▶ **Record excerpts**:
** Begin **
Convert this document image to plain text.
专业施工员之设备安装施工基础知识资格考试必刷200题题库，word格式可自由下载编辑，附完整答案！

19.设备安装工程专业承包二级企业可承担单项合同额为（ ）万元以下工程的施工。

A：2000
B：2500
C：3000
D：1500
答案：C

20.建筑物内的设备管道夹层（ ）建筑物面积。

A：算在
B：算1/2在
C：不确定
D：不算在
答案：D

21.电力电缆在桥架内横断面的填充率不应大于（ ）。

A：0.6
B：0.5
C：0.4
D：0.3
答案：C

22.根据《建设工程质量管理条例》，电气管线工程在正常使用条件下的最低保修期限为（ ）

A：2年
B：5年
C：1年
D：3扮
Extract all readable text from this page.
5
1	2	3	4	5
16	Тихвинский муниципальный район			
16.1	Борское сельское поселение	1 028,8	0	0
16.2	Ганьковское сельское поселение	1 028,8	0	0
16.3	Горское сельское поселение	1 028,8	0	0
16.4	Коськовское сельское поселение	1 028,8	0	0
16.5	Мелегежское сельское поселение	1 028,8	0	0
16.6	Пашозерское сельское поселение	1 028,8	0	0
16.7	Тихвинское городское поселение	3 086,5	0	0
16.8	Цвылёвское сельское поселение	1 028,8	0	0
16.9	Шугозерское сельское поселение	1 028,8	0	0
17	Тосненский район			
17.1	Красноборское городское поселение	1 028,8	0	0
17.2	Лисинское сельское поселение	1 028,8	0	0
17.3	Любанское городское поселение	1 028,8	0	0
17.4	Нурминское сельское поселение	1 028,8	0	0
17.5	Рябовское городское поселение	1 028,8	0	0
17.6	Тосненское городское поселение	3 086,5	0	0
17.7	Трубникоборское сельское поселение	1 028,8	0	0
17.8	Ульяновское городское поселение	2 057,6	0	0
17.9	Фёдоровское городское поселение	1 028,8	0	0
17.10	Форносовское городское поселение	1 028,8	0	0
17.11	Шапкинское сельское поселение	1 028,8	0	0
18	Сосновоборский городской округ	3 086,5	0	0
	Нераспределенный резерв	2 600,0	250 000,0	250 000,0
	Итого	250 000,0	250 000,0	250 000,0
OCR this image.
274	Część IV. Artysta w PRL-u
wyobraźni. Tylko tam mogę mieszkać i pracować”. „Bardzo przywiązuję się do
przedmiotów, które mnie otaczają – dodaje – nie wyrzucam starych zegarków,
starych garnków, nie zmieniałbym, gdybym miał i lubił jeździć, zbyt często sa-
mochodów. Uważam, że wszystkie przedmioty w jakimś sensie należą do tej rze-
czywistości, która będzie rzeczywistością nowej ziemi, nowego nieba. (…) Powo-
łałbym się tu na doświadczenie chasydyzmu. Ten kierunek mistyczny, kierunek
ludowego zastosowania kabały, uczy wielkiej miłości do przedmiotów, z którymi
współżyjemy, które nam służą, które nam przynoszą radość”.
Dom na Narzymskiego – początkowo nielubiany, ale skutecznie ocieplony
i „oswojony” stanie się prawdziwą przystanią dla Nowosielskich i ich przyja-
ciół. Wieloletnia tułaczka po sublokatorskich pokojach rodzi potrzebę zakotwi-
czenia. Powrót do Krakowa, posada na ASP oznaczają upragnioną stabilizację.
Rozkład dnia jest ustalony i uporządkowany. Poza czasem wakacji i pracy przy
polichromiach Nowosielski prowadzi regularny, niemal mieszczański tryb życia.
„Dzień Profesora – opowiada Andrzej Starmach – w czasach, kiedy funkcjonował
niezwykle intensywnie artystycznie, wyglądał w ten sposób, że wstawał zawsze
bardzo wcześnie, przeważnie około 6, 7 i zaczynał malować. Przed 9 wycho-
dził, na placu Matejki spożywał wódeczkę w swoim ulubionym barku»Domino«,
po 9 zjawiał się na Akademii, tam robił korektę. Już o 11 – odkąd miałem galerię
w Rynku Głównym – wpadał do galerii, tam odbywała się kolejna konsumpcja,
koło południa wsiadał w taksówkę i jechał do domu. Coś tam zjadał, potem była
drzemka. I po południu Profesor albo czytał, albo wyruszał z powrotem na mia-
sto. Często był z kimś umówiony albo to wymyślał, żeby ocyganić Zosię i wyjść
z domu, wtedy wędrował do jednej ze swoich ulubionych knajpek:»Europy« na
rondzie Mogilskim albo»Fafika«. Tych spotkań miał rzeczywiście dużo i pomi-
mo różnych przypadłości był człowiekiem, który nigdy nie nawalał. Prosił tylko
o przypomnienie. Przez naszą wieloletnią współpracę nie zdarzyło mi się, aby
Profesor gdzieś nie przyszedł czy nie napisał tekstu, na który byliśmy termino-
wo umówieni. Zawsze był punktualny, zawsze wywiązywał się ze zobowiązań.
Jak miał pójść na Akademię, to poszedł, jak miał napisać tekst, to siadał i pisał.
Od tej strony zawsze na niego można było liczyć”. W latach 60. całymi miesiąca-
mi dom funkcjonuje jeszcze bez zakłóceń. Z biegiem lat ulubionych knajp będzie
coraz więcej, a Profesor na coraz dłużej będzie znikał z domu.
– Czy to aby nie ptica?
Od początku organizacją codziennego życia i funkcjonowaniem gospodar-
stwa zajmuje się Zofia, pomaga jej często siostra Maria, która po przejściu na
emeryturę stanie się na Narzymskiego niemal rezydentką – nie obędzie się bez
** End **
▶ **Problem statement**:
Pick out and copy the lines of the entries that hold the string "stanie".

▶ **Solution below**:
i „oswojony” stanie się prawdziwą przystanią dla Nowosielskich i ich przyja-
emeryturę stanie się na Narzymskiego niemal rezydentką – nie obędzie się bez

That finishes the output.